Stored items
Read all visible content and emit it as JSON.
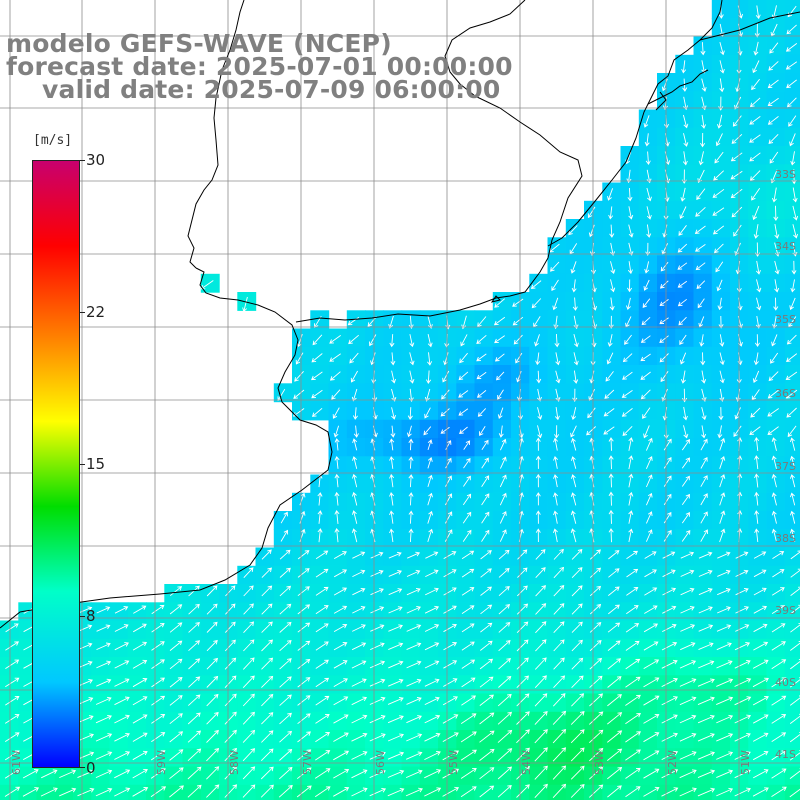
{
  "title": {
    "model": "modelo GEFS-WAVE (NCEP)",
    "forecast": "forecast date: 2025-07-01 00:00:00",
    "valid": "valid date: 2025-07-09 06:00:00"
  },
  "colorbar": {
    "unit": "[m/s]",
    "ticks": [
      "30",
      "22",
      "15",
      "8",
      "0"
    ],
    "tick_values": [
      30,
      22,
      15,
      8,
      0
    ],
    "min": 0,
    "max": 30,
    "colors": [
      "#0000ff",
      "#00c8ff",
      "#00ffc8",
      "#00dd00",
      "#ffff00",
      "#ff8000",
      "#ff0000",
      "#c8006e"
    ]
  },
  "lon_labels": [
    "61W",
    "59W",
    "58W",
    "57W",
    "56W",
    "55W",
    "54W",
    "53W",
    "52W",
    "51W"
  ],
  "lat_labels": [
    "33S",
    "34S",
    "35S",
    "36S",
    "37S",
    "38S",
    "39S",
    "40S",
    "41S"
  ],
  "wind_field": {
    "variable": "wind speed",
    "range_shown": [
      3,
      11
    ],
    "direction": "arrows point roughly toward north-east offshore, southward/south-west along coast"
  },
  "colors": {
    "land": "#ffffff",
    "coast": "#000000",
    "grid": "#8c8c8c",
    "title": "#808080"
  }
}
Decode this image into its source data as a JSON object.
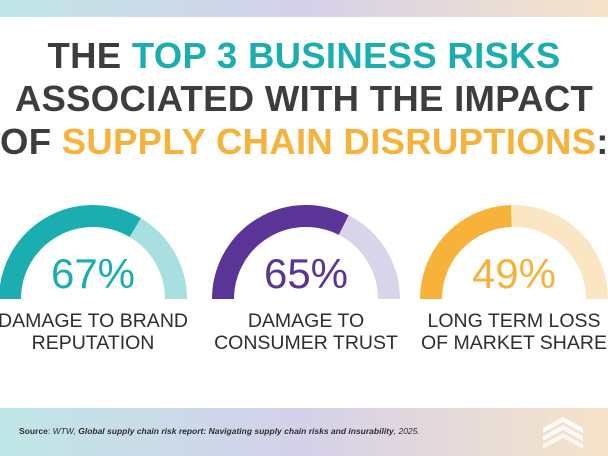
{
  "title": {
    "line1_a": "THE ",
    "line1_b": "TOP 3 BUSINESS RISKS",
    "line2": "ASSOCIATED WITH THE IMPACT",
    "line3_a": "OF ",
    "line3_b": "SUPPLY CHAIN DISRUPTIONS",
    "line3_c": ":"
  },
  "colors": {
    "title_dark": "#3d3d3d",
    "teal": "#1aaeb0",
    "purple": "#5a3497",
    "orange": "#f7b23a"
  },
  "chart_data": {
    "type": "gauge",
    "unit": "%",
    "max": 100,
    "items": [
      {
        "value": 67,
        "value_label": "67%",
        "label_line1": "DAMAGE TO BRAND",
        "label_line2": "REPUTATION",
        "color": "#1aaeb0",
        "track_color": "#a8e0e1"
      },
      {
        "value": 65,
        "value_label": "65%",
        "label_line1": "DAMAGE TO",
        "label_line2": "CONSUMER TRUST",
        "color": "#5a3497",
        "track_color": "#d9d4ea"
      },
      {
        "value": 49,
        "value_label": "49%",
        "label_line1": "LONG TERM LOSS",
        "label_line2": "OF MARKET SHARE",
        "color": "#f7b23a",
        "track_color": "#fbe6c4"
      }
    ]
  },
  "source": {
    "label": "Source",
    "sep": ": ",
    "org": "WTW, ",
    "report": "Global supply chain risk report: Navigating supply chain risks and insurability",
    "year": ", 2025."
  },
  "logo_icon": "stacked-chevrons-logo"
}
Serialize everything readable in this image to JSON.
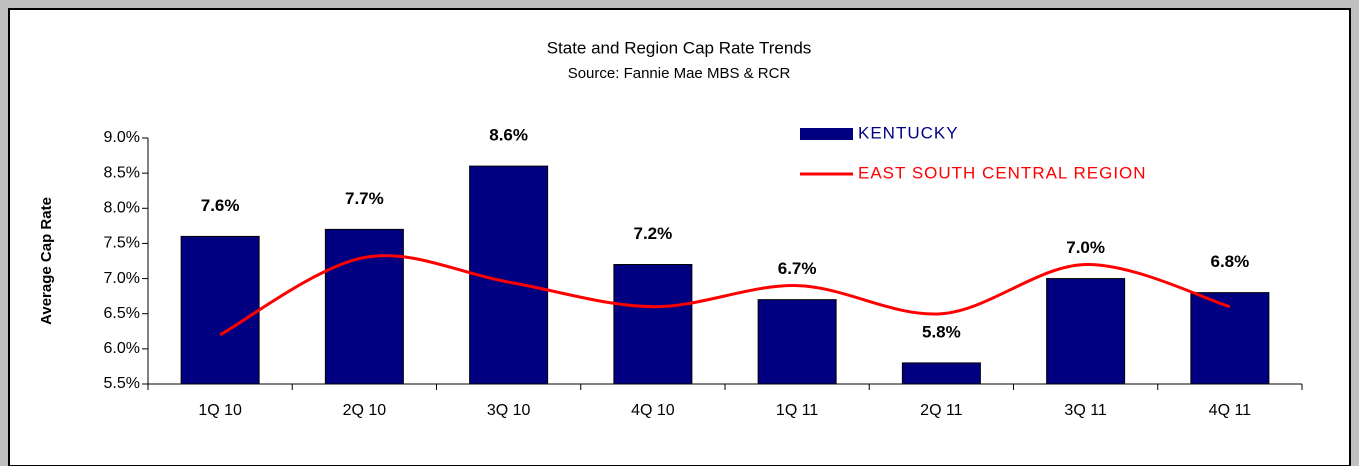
{
  "chart_data": {
    "type": "bar",
    "title": "State and Region Cap Rate Trends",
    "subtitle": "Source:  Fannie Mae MBS & RCR",
    "y_label": "Average Cap Rate",
    "categories": [
      "1Q 10",
      "2Q 10",
      "3Q 10",
      "4Q 10",
      "1Q 11",
      "2Q 11",
      "3Q 11",
      "4Q 11"
    ],
    "series": [
      {
        "name": "KENTUCKY",
        "type": "bar",
        "color": "#000080",
        "values": [
          7.6,
          7.7,
          8.6,
          7.2,
          6.7,
          5.8,
          7.0,
          6.8
        ],
        "value_labels": [
          "7.6%",
          "7.7%",
          "8.6%",
          "7.2%",
          "6.7%",
          "5.8%",
          "7.0%",
          "6.8%"
        ]
      },
      {
        "name": "EAST SOUTH CENTRAL REGION",
        "type": "line",
        "color": "#ff0000",
        "values": [
          6.2,
          7.3,
          6.95,
          6.6,
          6.9,
          6.5,
          7.2,
          6.6
        ]
      }
    ],
    "ylim": [
      5.5,
      9.0
    ],
    "yticks": [
      {
        "value": 5.5,
        "label": "5.5%"
      },
      {
        "value": 6.0,
        "label": "6.0%"
      },
      {
        "value": 6.5,
        "label": "6.5%"
      },
      {
        "value": 7.0,
        "label": "7.0%"
      },
      {
        "value": 7.5,
        "label": "7.5%"
      },
      {
        "value": 8.0,
        "label": "8.0%"
      },
      {
        "value": 8.5,
        "label": "8.5%"
      },
      {
        "value": 9.0,
        "label": "9.0%"
      }
    ],
    "legend": "top-right"
  }
}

The problem → Set the listing down in full and exactly. Pictures within it should not appear in the copy.

Solved exercise →
Read all visible content and emit it as JSON.
{
  "title": {
    "model": "modelo GEFS-WAVE (NCEP)",
    "forecast": "forecast date: 2025-07-01 00:00:00",
    "valid": "valid date: 2025-07-09 06:00:00"
  },
  "colorbar": {
    "unit": "[m/s]",
    "ticks": [
      "30",
      "22",
      "15",
      "8",
      "0"
    ],
    "tick_values": [
      30,
      22,
      15,
      8,
      0
    ],
    "min": 0,
    "max": 30,
    "colors": [
      "#0000ff",
      "#00c8ff",
      "#00ffc8",
      "#00dd00",
      "#ffff00",
      "#ff8000",
      "#ff0000",
      "#c8006e"
    ]
  },
  "lon_labels": [
    "61W",
    "59W",
    "58W",
    "57W",
    "56W",
    "55W",
    "54W",
    "53W",
    "52W",
    "51W"
  ],
  "lat_labels": [
    "33S",
    "34S",
    "35S",
    "36S",
    "37S",
    "38S",
    "39S",
    "40S",
    "41S"
  ],
  "wind_field": {
    "variable": "wind speed",
    "range_shown": [
      3,
      11
    ],
    "direction": "arrows point roughly toward north-east offshore, southward/south-west along coast"
  },
  "colors": {
    "land": "#ffffff",
    "coast": "#000000",
    "grid": "#8c8c8c",
    "title": "#808080"
  }
}
Decode this image into its source data as a JSON object.
{
  "title": {
    "line1_a": "THE ",
    "line1_b": "TOP 3 BUSINESS RISKS",
    "line2": "ASSOCIATED WITH THE IMPACT",
    "line3_a": "OF ",
    "line3_b": "SUPPLY CHAIN DISRUPTIONS",
    "line3_c": ":"
  },
  "colors": {
    "title_dark": "#3d3d3d",
    "teal": "#1aaeb0",
    "purple": "#5a3497",
    "orange": "#f7b23a"
  },
  "chart_data": {
    "type": "gauge",
    "unit": "%",
    "max": 100,
    "items": [
      {
        "value": 67,
        "value_label": "67%",
        "label_line1": "DAMAGE TO BRAND",
        "label_line2": "REPUTATION",
        "color": "#1aaeb0",
        "track_color": "#a8e0e1"
      },
      {
        "value": 65,
        "value_label": "65%",
        "label_line1": "DAMAGE TO",
        "label_line2": "CONSUMER TRUST",
        "color": "#5a3497",
        "track_color": "#d9d4ea"
      },
      {
        "value": 49,
        "value_label": "49%",
        "label_line1": "LONG TERM LOSS",
        "label_line2": "OF MARKET SHARE",
        "color": "#f7b23a",
        "track_color": "#fbe6c4"
      }
    ]
  },
  "source": {
    "label": "Source",
    "sep": ": ",
    "org": "WTW, ",
    "report": "Global supply chain risk report: Navigating supply chain risks and insurability",
    "year": ", 2025."
  },
  "logo_icon": "stacked-chevrons-logo"
}
Serialize everything readable in this image to JSON.
{
  "chart_data": {
    "type": "bar",
    "title": "State and Region Cap Rate Trends",
    "subtitle": "Source:  Fannie Mae MBS & RCR",
    "y_label": "Average Cap Rate",
    "categories": [
      "1Q 10",
      "2Q 10",
      "3Q 10",
      "4Q 10",
      "1Q 11",
      "2Q 11",
      "3Q 11",
      "4Q 11"
    ],
    "series": [
      {
        "name": "KENTUCKY",
        "type": "bar",
        "color": "#000080",
        "values": [
          7.6,
          7.7,
          8.6,
          7.2,
          6.7,
          5.8,
          7.0,
          6.8
        ],
        "value_labels": [
          "7.6%",
          "7.7%",
          "8.6%",
          "7.2%",
          "6.7%",
          "5.8%",
          "7.0%",
          "6.8%"
        ]
      },
      {
        "name": "EAST SOUTH CENTRAL REGION",
        "type": "line",
        "color": "#ff0000",
        "values": [
          6.2,
          7.3,
          6.95,
          6.6,
          6.9,
          6.5,
          7.2,
          6.6
        ]
      }
    ],
    "ylim": [
      5.5,
      9.0
    ],
    "yticks": [
      {
        "value": 5.5,
        "label": "5.5%"
      },
      {
        "value": 6.0,
        "label": "6.0%"
      },
      {
        "value": 6.5,
        "label": "6.5%"
      },
      {
        "value": 7.0,
        "label": "7.0%"
      },
      {
        "value": 7.5,
        "label": "7.5%"
      },
      {
        "value": 8.0,
        "label": "8.0%"
      },
      {
        "value": 8.5,
        "label": "8.5%"
      },
      {
        "value": 9.0,
        "label": "9.0%"
      }
    ],
    "legend": "top-right"
  }
}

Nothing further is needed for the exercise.